>> begin DATASET

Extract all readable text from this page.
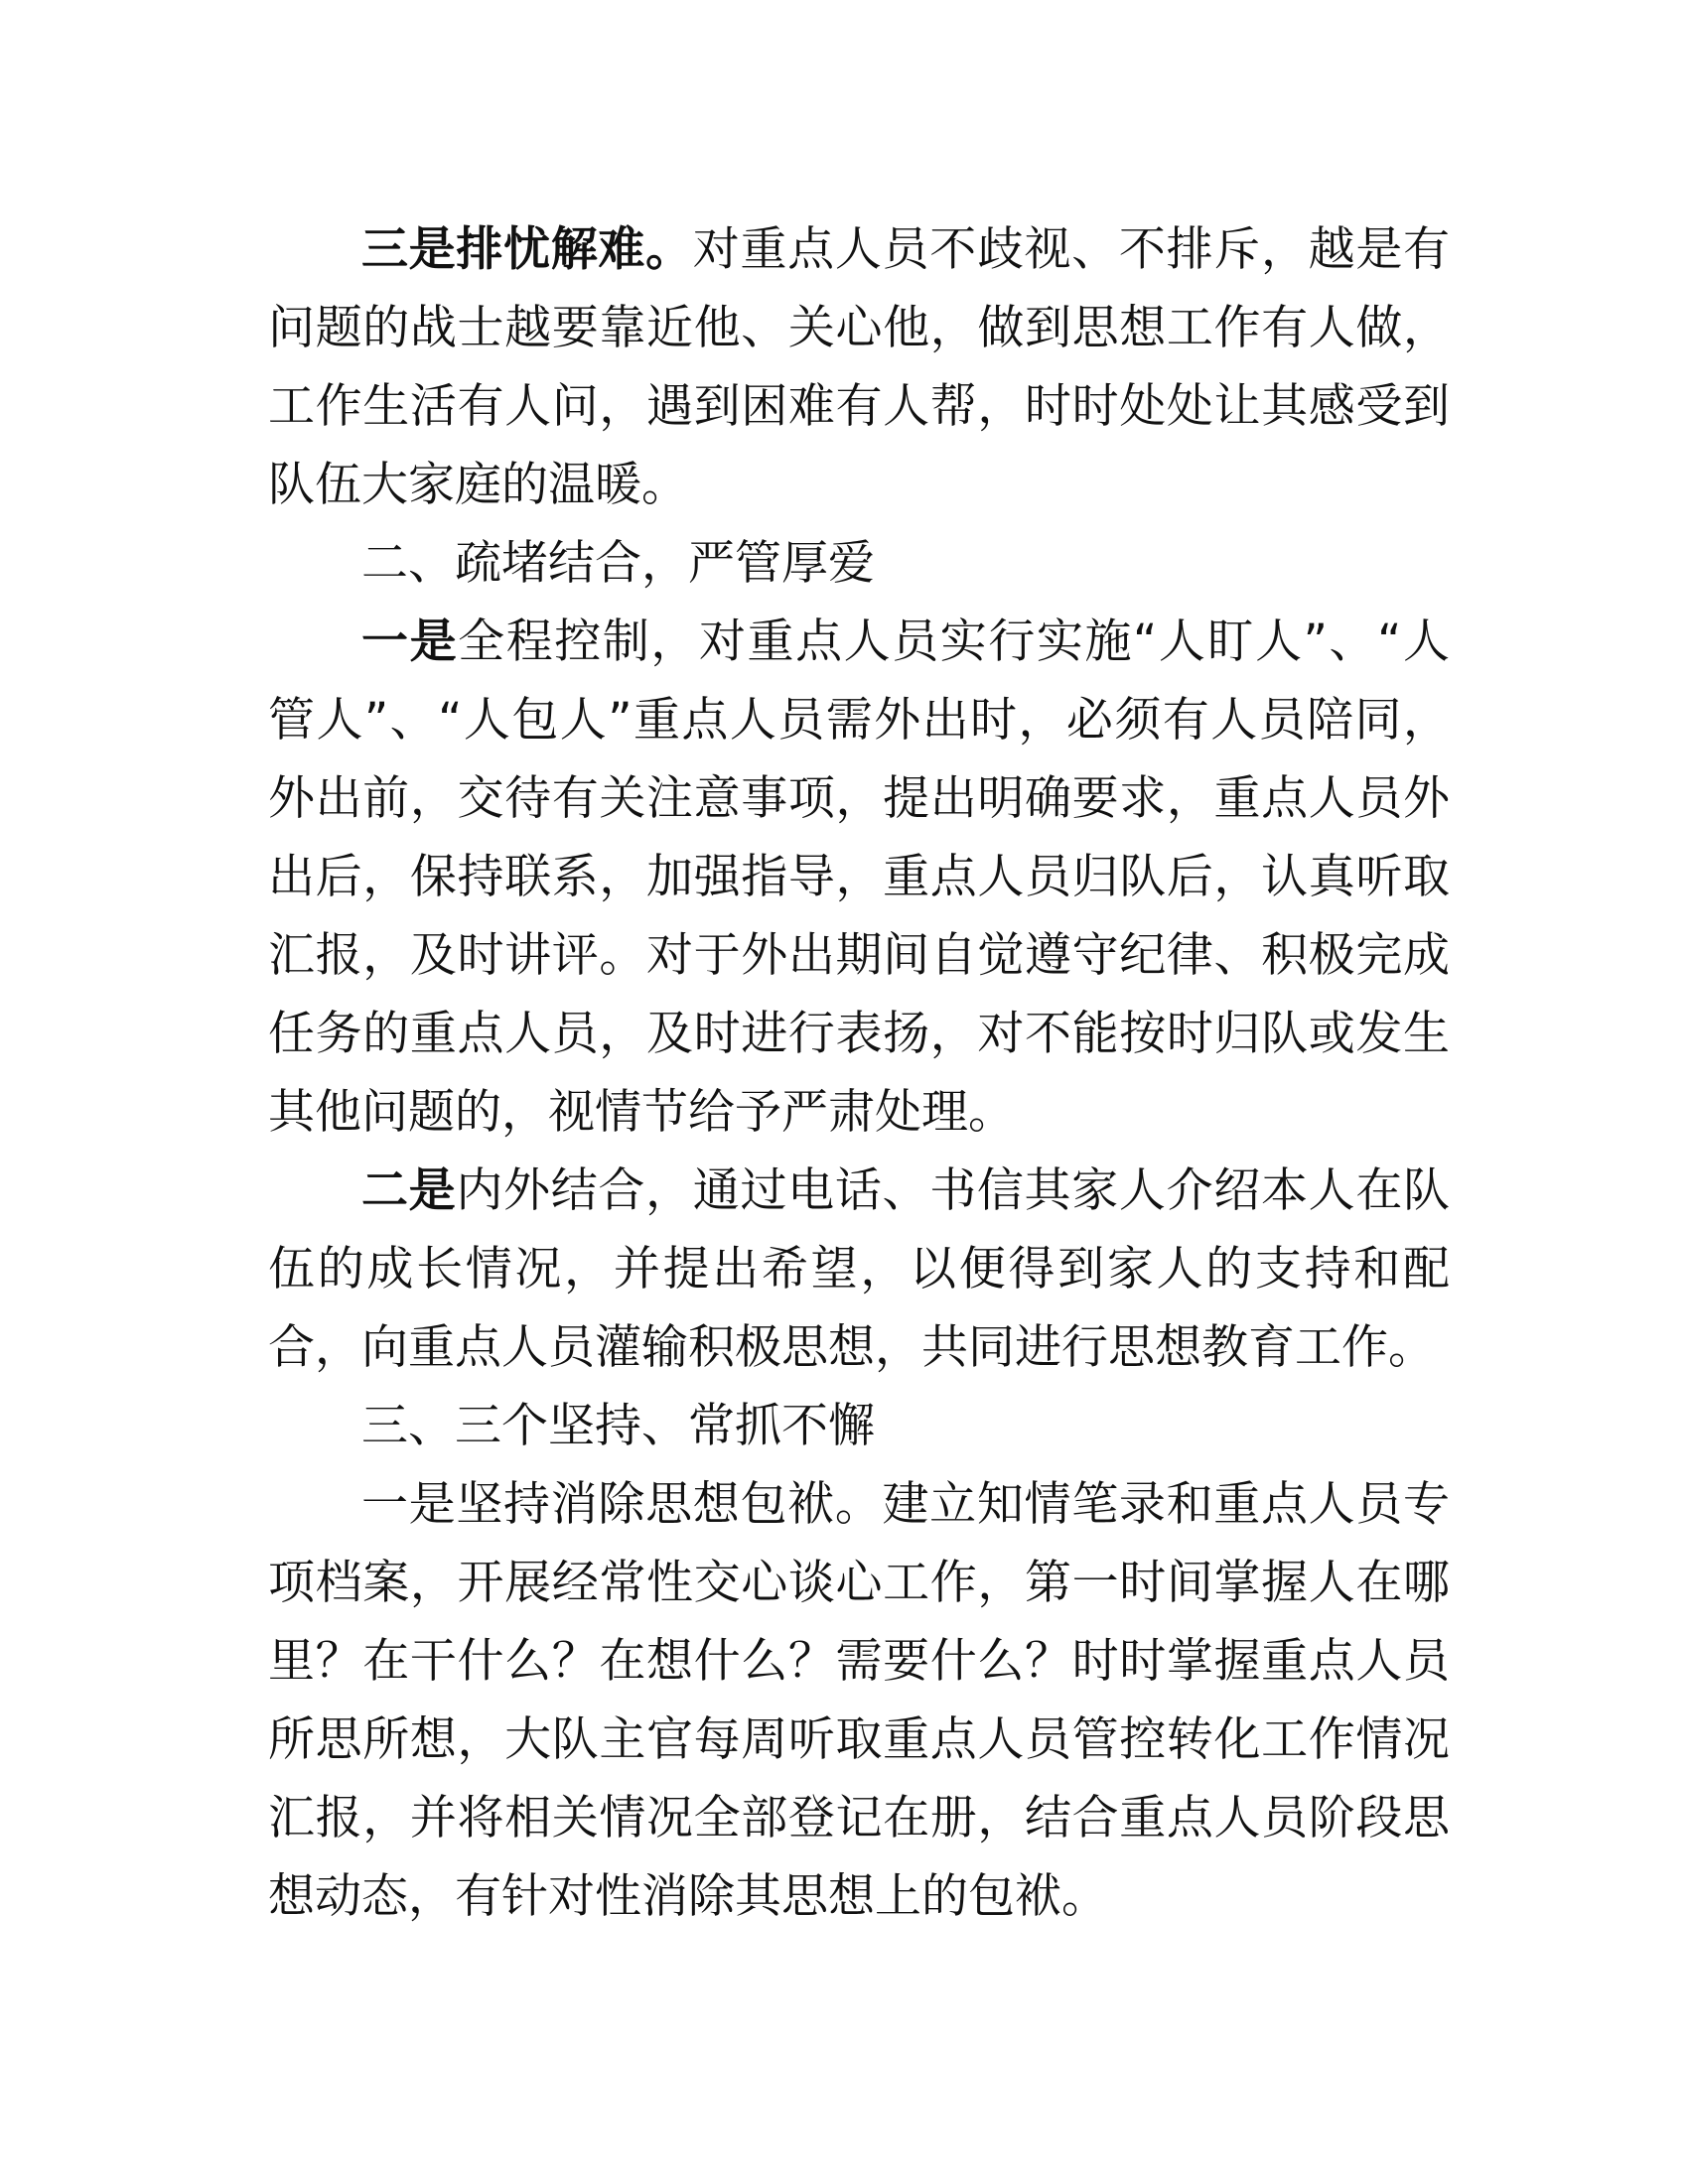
三是排忧解难。对重点人员不歧视、不排斥，越是有问题的战士越要靠近他、关心他，做到思想工作有人做，工作生活有人问，遇到困难有人帮，时时处处让其感受到队伍大家庭的温暖。

二、疏堵结合，严管厚爱

一是全程控制，对重点人员实行实施“人盯人”、“人管人”、“人包人”重点人员需外出时，必须有人员陪同，外出前，交待有关注意事项，提出明确要求，重点人员外出后，保持联系，加强指导，重点人员归队后，认真听取汇报，及时讲评。对于外出期间自觉遵守纪律、积极完成任务的重点人员，及时进行表扬，对不能按时归队或发生其他问题的，视情节给予严肃处理。

二是内外结合，通过电话、书信其家人介绍本人在队伍的成长情况，并提出希望，以便得到家人的支持和配合，向重点人员灌输积极思想，共同进行思想教育工作。

三、三个坚持、常抓不懈

一是坚持消除思想包袱。建立知情笔录和重点人员专项档案，开展经常性交心谈心工作，第一时间掌握人在哪里？在干什么？在想什么？需要什么？时时掌握重点人员所思所想，大队主官每周听取重点人员管控转化工作情况汇报，并将相关情况全部登记在册，结合重点人员阶段思想动态，有针对性消除其思想上的包袱。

>> end DATASET

SHORT PROBLEM
Repeat the listing in full and exactly. Do not include any images.

RESULT FOR THIS EXERCISE
Extract all readable text from this page.
三是排忧解难。对重点人员不歧视、不排斥，越是有问题的战士越要靠近他、关心他，做到思想工作有人做，工作生活有人问，遇到困难有人帮，时时处处让其感受到队伍大家庭的温暖。

二、疏堵结合，严管厚爱

一是全程控制，对重点人员实行实施“人盯人”、“人管人”、“人包人”重点人员需外出时，必须有人员陪同，外出前，交待有关注意事项，提出明确要求，重点人员外出后，保持联系，加强指导，重点人员归队后，认真听取汇报，及时讲评。对于外出期间自觉遵守纪律、积极完成任务的重点人员，及时进行表扬，对不能按时归队或发生其他问题的，视情节给予严肃处理。

二是内外结合，通过电话、书信其家人介绍本人在队伍的成长情况，并提出希望，以便得到家人的支持和配合，向重点人员灌输积极思想，共同进行思想教育工作。

三、三个坚持、常抓不懈

一是坚持消除思想包袱。建立知情笔录和重点人员专项档案，开展经常性交心谈心工作，第一时间掌握人在哪里？在干什么？在想什么？需要什么？时时掌握重点人员所思所想，大队主官每周听取重点人员管控转化工作情况汇报，并将相关情况全部登记在册，结合重点人员阶段思想动态，有针对性消除其思想上的包袱。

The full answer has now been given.